#### [Short exercise]
Leaving the pictures aside, transcribe every line below exactly.

# start of Provided records

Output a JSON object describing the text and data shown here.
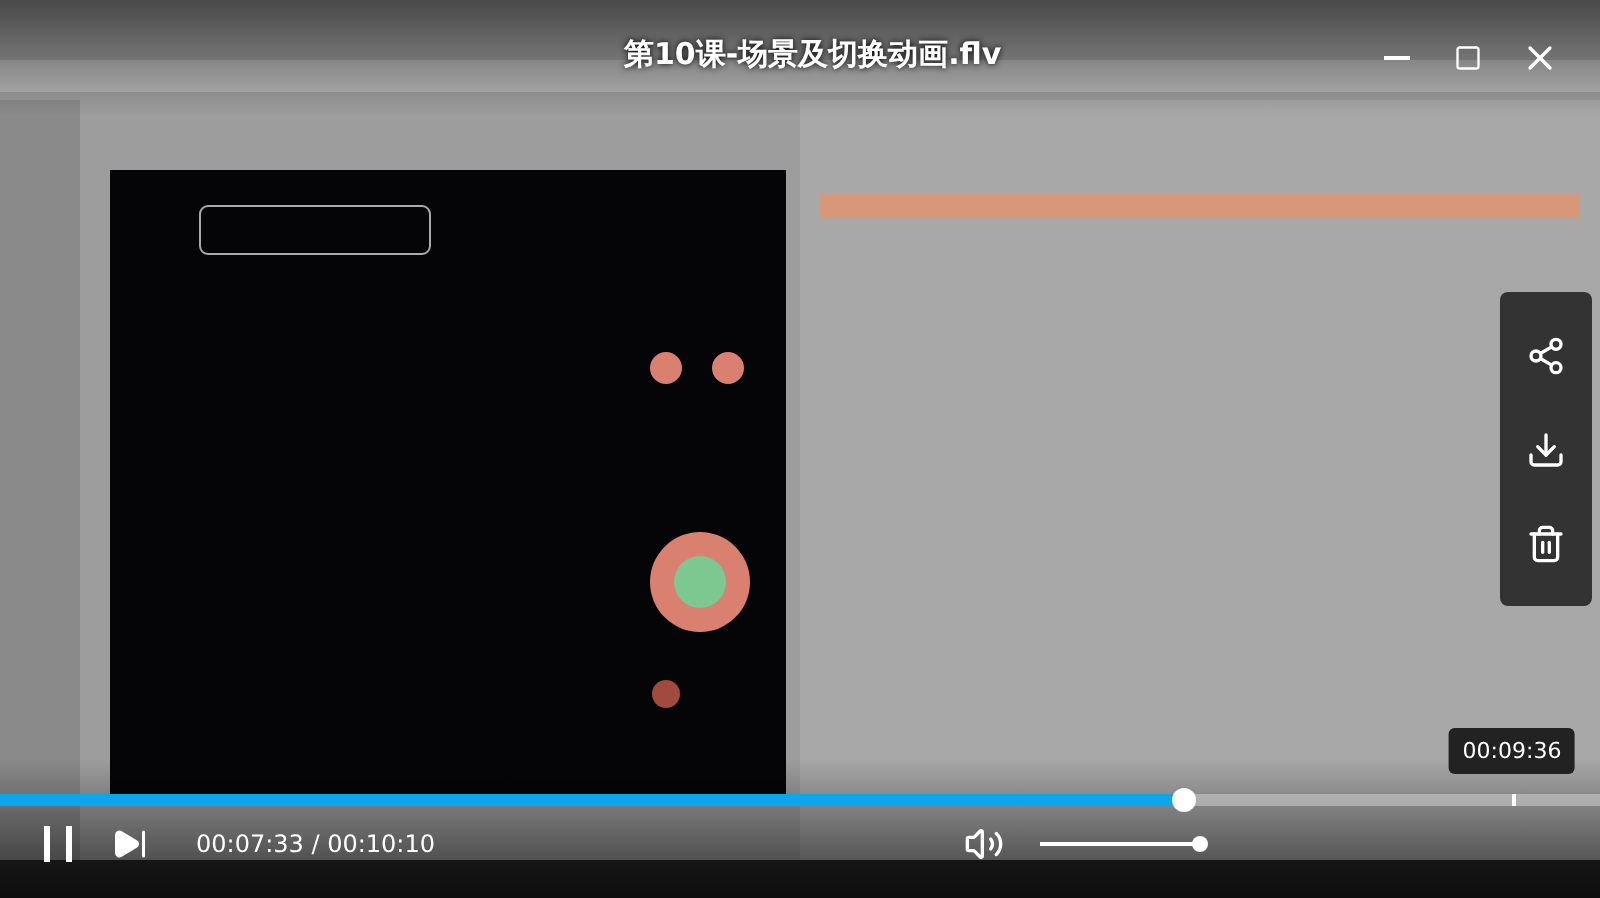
{
  "title": "第10课-场景及切换动画.flv",
  "progress": {
    "level": 0.74,
    "hover_time": "00:09:36"
  },
  "player": {
    "playing": true,
    "time": "00:07:33 / 00:10:10"
  },
  "volume": {
    "level": 1,
    "muted": false
  }
}
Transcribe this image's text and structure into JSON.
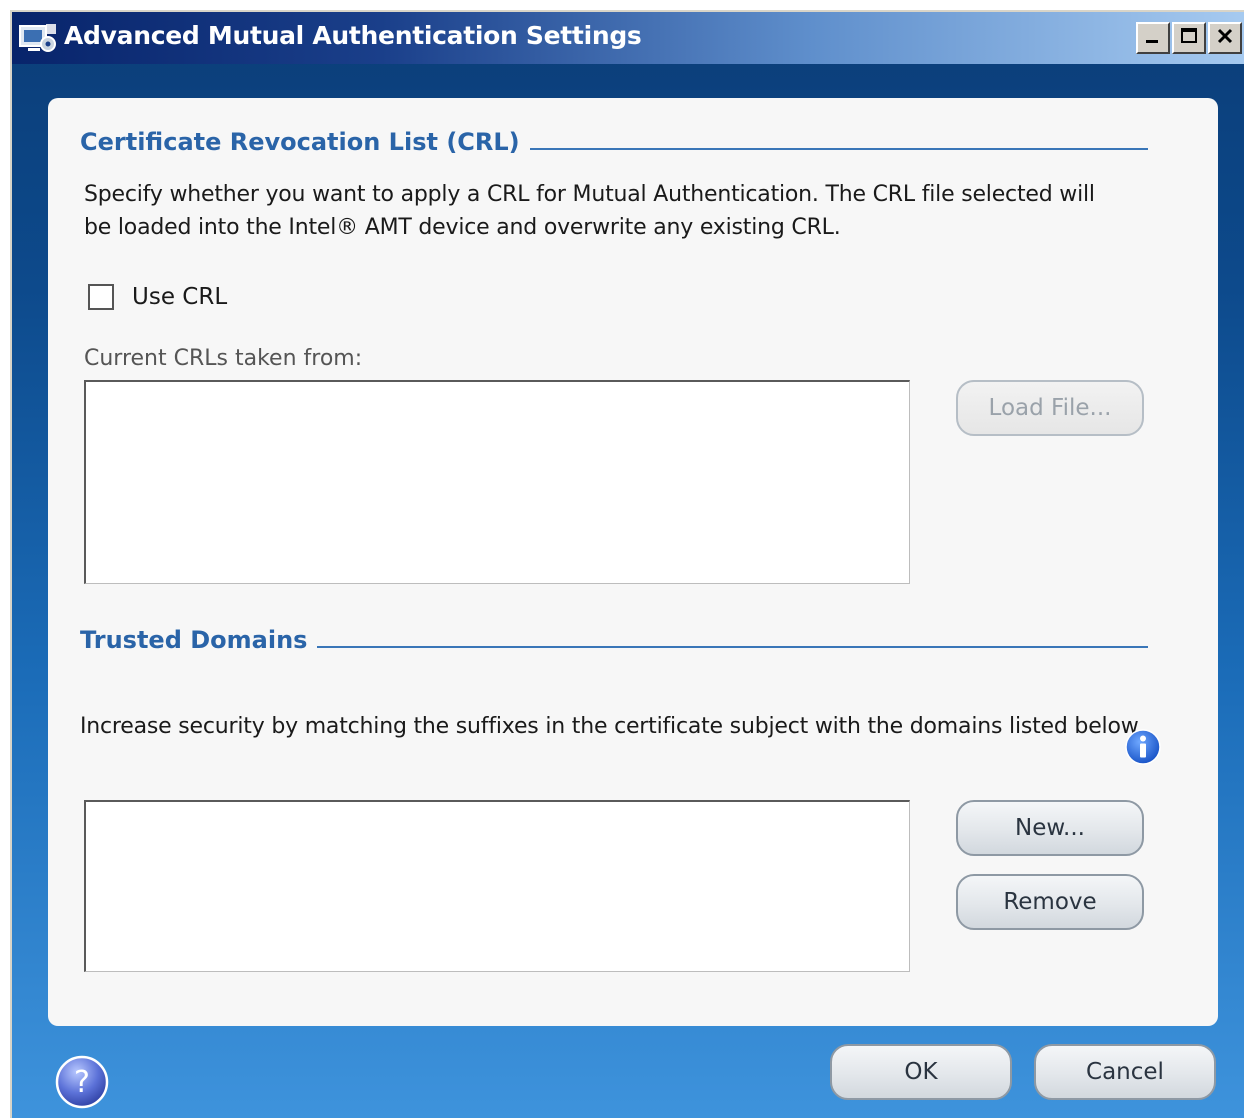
{
  "window": {
    "title": "Advanced Mutual Authentication Settings",
    "icon": "settings-app-icon",
    "controls": {
      "minimize_icon": "minimize-icon",
      "maximize_icon": "maximize-icon",
      "close_icon": "close-icon"
    }
  },
  "crl_section": {
    "title": "Certificate Revocation List (CRL)",
    "description": "Specify whether you want to apply a CRL for Mutual Authentication. The CRL file selected will be loaded into the Intel® AMT device and overwrite any existing CRL.",
    "use_crl_label": "Use CRL",
    "use_crl_checked": false,
    "current_label": "Current CRLs taken from:",
    "current_value": "",
    "load_file_label": "Load File...",
    "load_file_enabled": false
  },
  "domains_section": {
    "title": "Trusted Domains",
    "description": "Increase security by matching the suffixes in the certificate subject with the domains listed below.",
    "domains": [],
    "new_label": "New...",
    "remove_label": "Remove",
    "info_icon": "info-icon"
  },
  "footer": {
    "help_icon": "help-icon",
    "ok_label": "OK",
    "cancel_label": "Cancel"
  },
  "colors": {
    "section_title": "#2a64a8",
    "section_line": "#3a76b8",
    "window_gradient_top": "#0b3d78",
    "window_gradient_bottom": "#3e93dc"
  }
}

# end of Provided records

#### [Response]
Output a JSON object describing the text and data shown here.
{
  "title": "第10课-场景及切换动画.flv",
  "progress": {
    "level": 0.74,
    "hover_time": "00:09:36"
  },
  "player": {
    "playing": true,
    "time": "00:07:33 / 00:10:10"
  },
  "volume": {
    "level": 1,
    "muted": false
  }
}
Transcribe this image's text and structure into JSON.
{
  "window": {
    "title": "Advanced Mutual Authentication Settings",
    "icon": "settings-app-icon",
    "controls": {
      "minimize_icon": "minimize-icon",
      "maximize_icon": "maximize-icon",
      "close_icon": "close-icon"
    }
  },
  "crl_section": {
    "title": "Certificate Revocation List (CRL)",
    "description": "Specify whether you want to apply a CRL for Mutual Authentication. The CRL file selected will be loaded into the Intel® AMT device and overwrite any existing CRL.",
    "use_crl_label": "Use CRL",
    "use_crl_checked": false,
    "current_label": "Current CRLs taken from:",
    "current_value": "",
    "load_file_label": "Load File...",
    "load_file_enabled": false
  },
  "domains_section": {
    "title": "Trusted Domains",
    "description": "Increase security by matching the suffixes in the certificate subject with the domains listed below.",
    "domains": [],
    "new_label": "New...",
    "remove_label": "Remove",
    "info_icon": "info-icon"
  },
  "footer": {
    "help_icon": "help-icon",
    "ok_label": "OK",
    "cancel_label": "Cancel"
  },
  "colors": {
    "section_title": "#2a64a8",
    "section_line": "#3a76b8",
    "window_gradient_top": "#0b3d78",
    "window_gradient_bottom": "#3e93dc"
  }
}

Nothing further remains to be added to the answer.